→ What you are asked to do:
Where a line holds the string "label", return that line.

→ Available data:
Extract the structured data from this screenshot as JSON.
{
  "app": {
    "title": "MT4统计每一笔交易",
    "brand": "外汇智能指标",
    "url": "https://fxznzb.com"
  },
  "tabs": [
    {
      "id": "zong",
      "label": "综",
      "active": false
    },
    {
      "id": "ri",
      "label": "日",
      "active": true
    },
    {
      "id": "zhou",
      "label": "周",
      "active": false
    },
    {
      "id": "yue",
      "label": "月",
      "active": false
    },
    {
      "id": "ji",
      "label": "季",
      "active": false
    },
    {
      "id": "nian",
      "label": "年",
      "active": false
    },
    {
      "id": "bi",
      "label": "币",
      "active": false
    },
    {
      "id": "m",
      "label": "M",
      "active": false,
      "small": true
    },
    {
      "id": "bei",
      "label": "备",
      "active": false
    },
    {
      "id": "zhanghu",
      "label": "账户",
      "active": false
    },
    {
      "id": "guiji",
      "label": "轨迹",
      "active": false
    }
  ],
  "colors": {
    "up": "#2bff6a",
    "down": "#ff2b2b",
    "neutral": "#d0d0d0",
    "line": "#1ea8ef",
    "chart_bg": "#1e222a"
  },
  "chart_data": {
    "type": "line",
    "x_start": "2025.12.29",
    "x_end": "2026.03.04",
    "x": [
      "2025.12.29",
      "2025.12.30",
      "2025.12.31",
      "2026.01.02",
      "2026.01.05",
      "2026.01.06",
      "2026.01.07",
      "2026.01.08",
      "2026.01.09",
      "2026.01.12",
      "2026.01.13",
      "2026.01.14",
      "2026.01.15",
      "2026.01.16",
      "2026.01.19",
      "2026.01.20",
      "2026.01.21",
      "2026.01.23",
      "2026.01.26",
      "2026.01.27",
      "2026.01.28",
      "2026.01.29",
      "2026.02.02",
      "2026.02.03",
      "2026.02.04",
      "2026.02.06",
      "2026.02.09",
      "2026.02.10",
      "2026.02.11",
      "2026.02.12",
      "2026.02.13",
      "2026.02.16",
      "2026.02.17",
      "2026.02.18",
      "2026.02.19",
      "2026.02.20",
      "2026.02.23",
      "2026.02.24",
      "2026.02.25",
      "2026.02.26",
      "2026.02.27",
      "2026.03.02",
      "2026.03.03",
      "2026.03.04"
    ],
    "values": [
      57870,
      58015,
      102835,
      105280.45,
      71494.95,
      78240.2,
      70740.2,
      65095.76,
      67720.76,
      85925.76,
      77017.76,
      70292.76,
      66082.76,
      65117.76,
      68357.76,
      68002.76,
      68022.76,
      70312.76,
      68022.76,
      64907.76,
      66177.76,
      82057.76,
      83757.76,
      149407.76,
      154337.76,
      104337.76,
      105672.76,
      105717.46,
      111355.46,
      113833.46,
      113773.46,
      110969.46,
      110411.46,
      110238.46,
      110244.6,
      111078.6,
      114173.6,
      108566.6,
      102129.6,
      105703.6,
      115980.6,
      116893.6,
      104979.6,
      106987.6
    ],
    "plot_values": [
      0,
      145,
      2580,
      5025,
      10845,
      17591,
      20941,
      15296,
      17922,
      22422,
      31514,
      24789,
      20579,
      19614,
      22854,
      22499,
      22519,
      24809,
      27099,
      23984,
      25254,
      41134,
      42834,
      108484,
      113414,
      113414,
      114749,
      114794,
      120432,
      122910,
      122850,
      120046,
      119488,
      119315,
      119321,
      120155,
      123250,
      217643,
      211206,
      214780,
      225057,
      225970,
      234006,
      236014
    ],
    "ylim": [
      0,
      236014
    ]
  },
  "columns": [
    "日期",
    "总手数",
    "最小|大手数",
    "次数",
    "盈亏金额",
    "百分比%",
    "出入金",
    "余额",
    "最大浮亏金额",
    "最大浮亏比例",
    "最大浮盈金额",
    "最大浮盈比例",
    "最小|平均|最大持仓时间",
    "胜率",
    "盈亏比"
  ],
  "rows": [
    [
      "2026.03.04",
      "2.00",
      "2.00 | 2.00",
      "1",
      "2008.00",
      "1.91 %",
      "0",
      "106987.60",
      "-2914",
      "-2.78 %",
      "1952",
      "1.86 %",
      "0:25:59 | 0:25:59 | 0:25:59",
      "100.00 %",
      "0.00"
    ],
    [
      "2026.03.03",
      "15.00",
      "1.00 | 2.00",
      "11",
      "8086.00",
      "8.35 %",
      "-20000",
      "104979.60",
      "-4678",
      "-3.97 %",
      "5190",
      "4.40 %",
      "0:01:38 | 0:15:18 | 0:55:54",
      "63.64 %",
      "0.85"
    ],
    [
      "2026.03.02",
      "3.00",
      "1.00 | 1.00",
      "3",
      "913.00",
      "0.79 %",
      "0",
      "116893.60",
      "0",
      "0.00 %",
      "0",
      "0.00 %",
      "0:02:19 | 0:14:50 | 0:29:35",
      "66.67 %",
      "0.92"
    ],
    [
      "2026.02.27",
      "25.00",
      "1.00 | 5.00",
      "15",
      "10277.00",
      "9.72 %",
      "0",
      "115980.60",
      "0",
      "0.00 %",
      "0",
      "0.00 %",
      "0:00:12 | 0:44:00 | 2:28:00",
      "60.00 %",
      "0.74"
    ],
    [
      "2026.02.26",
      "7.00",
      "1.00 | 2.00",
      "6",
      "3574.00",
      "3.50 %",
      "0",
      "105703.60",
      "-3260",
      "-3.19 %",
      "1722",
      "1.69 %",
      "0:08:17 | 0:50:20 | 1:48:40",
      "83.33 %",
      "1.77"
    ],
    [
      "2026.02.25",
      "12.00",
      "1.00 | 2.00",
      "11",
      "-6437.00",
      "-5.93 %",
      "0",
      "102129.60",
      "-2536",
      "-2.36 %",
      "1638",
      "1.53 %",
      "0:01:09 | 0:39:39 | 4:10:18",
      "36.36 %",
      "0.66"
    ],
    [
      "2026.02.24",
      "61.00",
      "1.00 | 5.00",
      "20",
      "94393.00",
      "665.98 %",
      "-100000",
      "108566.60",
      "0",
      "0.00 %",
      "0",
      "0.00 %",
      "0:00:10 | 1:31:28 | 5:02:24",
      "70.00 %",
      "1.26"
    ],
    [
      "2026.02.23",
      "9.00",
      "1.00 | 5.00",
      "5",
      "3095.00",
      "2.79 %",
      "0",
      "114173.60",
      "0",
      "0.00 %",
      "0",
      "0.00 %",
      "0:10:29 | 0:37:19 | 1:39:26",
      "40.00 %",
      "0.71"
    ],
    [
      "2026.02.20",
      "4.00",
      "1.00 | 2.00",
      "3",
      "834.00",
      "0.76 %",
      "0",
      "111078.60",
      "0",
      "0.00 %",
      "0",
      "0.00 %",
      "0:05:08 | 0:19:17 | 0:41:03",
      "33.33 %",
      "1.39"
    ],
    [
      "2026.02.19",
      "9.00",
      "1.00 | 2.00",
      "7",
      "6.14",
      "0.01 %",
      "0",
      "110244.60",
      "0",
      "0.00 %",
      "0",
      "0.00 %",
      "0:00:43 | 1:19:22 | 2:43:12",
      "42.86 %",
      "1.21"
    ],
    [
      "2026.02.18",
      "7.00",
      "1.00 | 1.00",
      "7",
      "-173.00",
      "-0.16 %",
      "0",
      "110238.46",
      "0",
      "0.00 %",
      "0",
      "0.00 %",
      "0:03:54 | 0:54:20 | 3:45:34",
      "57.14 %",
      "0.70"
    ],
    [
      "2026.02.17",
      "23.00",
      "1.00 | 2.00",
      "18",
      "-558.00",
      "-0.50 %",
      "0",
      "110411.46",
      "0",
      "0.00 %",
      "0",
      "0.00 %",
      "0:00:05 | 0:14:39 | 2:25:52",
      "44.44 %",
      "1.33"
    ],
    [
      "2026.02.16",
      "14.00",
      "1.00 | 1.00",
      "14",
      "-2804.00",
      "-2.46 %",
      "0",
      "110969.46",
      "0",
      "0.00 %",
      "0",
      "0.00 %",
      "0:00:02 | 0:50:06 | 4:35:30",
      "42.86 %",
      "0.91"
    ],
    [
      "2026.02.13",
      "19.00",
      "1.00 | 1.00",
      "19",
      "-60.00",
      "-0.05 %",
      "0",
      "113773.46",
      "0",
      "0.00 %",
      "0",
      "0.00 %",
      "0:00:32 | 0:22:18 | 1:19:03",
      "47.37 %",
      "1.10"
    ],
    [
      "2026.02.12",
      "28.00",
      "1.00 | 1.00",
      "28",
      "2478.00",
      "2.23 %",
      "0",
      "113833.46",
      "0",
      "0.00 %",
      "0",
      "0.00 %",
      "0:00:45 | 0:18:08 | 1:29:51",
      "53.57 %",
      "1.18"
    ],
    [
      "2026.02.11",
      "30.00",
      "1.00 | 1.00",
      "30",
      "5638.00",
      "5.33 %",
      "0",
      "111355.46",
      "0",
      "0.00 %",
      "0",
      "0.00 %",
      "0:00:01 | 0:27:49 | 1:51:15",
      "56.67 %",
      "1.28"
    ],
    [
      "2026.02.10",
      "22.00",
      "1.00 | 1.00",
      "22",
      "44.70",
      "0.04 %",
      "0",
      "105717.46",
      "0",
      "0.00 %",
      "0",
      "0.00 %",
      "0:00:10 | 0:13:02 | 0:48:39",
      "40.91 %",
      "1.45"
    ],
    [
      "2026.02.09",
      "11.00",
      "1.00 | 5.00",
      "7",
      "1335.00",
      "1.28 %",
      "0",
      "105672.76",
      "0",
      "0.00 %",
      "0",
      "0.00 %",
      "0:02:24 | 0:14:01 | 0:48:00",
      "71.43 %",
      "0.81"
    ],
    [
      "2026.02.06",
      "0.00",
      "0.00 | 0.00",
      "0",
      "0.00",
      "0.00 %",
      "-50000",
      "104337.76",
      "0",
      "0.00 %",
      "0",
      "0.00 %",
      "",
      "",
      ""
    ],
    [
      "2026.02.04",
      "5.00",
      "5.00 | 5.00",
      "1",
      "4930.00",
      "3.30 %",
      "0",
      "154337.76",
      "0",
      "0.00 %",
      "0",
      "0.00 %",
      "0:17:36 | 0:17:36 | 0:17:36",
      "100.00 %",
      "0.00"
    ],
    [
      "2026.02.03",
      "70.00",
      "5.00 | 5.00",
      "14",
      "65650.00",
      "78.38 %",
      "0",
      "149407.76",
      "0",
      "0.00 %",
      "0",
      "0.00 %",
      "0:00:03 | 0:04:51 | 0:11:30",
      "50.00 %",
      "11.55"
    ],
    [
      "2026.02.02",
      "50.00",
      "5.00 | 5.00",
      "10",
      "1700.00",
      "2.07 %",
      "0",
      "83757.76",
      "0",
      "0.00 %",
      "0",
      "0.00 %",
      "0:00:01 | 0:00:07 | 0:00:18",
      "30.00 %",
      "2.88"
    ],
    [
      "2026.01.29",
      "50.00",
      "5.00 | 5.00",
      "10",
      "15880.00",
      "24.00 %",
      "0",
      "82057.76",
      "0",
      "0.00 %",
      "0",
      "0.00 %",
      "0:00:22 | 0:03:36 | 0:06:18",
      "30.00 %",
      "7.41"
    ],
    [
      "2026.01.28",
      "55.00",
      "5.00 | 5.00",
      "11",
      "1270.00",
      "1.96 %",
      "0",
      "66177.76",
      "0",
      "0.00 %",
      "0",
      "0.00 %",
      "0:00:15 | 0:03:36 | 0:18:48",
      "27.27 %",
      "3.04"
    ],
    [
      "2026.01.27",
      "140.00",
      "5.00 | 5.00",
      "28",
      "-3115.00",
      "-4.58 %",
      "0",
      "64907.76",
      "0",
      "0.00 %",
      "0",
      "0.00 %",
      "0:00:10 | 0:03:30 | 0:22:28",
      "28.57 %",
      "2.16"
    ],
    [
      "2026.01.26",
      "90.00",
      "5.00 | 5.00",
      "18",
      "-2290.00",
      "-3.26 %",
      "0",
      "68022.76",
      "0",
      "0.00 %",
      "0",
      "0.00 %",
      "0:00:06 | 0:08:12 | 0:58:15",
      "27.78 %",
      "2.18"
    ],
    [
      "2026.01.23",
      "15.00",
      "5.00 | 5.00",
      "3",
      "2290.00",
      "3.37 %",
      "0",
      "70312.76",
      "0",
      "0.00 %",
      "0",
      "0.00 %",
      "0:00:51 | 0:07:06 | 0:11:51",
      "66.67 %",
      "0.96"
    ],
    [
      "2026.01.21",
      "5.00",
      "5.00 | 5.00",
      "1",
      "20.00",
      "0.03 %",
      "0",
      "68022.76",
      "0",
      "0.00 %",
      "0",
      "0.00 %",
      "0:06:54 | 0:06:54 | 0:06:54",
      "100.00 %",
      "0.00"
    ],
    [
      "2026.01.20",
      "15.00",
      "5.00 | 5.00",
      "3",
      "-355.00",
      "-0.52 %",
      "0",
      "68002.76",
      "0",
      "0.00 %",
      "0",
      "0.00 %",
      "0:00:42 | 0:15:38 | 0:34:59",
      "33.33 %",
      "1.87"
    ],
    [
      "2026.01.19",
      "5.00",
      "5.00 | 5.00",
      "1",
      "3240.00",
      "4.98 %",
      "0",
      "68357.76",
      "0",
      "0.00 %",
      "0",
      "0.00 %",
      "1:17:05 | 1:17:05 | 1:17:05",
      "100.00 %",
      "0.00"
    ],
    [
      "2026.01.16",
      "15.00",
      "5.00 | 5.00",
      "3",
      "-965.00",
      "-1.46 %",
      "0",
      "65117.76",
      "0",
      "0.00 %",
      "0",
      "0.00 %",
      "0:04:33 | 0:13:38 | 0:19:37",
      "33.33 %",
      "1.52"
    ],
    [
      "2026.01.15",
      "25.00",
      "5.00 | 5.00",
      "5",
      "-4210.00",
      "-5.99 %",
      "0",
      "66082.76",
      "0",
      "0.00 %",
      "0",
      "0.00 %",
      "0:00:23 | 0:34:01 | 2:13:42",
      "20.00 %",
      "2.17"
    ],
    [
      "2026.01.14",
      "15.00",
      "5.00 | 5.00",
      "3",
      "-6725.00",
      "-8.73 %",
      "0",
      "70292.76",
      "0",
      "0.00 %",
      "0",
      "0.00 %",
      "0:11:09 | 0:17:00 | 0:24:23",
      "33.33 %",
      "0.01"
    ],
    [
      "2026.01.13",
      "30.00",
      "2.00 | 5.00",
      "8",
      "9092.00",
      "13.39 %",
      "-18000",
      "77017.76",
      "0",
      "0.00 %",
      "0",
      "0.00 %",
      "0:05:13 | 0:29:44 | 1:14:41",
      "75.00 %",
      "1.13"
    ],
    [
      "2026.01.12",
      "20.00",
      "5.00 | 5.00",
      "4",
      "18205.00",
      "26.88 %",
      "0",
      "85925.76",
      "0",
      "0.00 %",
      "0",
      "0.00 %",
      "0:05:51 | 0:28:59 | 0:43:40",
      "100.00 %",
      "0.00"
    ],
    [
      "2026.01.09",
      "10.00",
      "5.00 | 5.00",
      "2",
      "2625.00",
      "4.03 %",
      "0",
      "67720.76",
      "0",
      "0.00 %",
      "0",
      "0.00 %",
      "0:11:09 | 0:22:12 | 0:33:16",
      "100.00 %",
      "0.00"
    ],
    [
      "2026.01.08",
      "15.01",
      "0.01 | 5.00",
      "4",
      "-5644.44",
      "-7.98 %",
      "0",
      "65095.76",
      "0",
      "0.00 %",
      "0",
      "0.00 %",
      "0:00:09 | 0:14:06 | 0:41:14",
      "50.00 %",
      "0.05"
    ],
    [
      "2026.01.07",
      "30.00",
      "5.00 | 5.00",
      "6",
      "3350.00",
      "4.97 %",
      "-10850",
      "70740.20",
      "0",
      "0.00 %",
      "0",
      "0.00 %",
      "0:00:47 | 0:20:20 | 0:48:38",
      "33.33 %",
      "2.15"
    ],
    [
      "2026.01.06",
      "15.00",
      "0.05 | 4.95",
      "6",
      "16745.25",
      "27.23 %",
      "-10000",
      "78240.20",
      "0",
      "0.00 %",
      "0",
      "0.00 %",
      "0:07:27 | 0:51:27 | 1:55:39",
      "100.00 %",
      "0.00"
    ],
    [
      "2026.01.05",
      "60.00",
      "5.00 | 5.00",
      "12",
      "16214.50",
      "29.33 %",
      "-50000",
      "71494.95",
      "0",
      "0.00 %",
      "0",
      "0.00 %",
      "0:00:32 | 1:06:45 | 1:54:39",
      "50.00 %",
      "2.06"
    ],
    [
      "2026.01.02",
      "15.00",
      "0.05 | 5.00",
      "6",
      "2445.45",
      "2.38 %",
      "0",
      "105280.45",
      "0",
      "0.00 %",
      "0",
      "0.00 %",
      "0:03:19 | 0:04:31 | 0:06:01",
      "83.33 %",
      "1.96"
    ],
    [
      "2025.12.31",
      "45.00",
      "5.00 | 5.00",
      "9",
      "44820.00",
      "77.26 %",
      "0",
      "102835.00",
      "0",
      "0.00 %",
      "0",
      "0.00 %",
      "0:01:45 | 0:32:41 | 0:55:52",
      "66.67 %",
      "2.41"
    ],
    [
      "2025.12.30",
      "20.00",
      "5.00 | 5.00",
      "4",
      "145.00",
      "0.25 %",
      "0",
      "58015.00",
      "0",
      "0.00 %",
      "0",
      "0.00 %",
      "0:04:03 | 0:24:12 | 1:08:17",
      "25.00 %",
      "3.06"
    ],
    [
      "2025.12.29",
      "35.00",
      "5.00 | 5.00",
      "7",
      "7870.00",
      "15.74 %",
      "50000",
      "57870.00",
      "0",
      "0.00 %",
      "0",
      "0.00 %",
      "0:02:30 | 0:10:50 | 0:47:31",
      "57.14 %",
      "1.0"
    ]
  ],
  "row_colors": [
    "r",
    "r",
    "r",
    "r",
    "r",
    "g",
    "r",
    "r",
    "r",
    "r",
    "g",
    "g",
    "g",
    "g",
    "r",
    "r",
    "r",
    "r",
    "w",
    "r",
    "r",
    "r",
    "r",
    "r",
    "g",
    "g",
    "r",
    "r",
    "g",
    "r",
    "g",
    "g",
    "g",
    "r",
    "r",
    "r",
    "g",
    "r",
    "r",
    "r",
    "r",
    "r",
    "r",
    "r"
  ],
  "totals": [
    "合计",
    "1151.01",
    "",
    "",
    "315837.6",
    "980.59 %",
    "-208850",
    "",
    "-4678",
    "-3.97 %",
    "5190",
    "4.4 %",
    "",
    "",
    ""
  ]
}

→ Result of this task:
      "label": "综",
      "label": "日",
      "label": "周",
      "label": "月",
      "label": "季",
      "label": "年",
      "label": "币",
      "label": "M",
      "label": "备",
      "label": "账户",
      "label": "轨迹",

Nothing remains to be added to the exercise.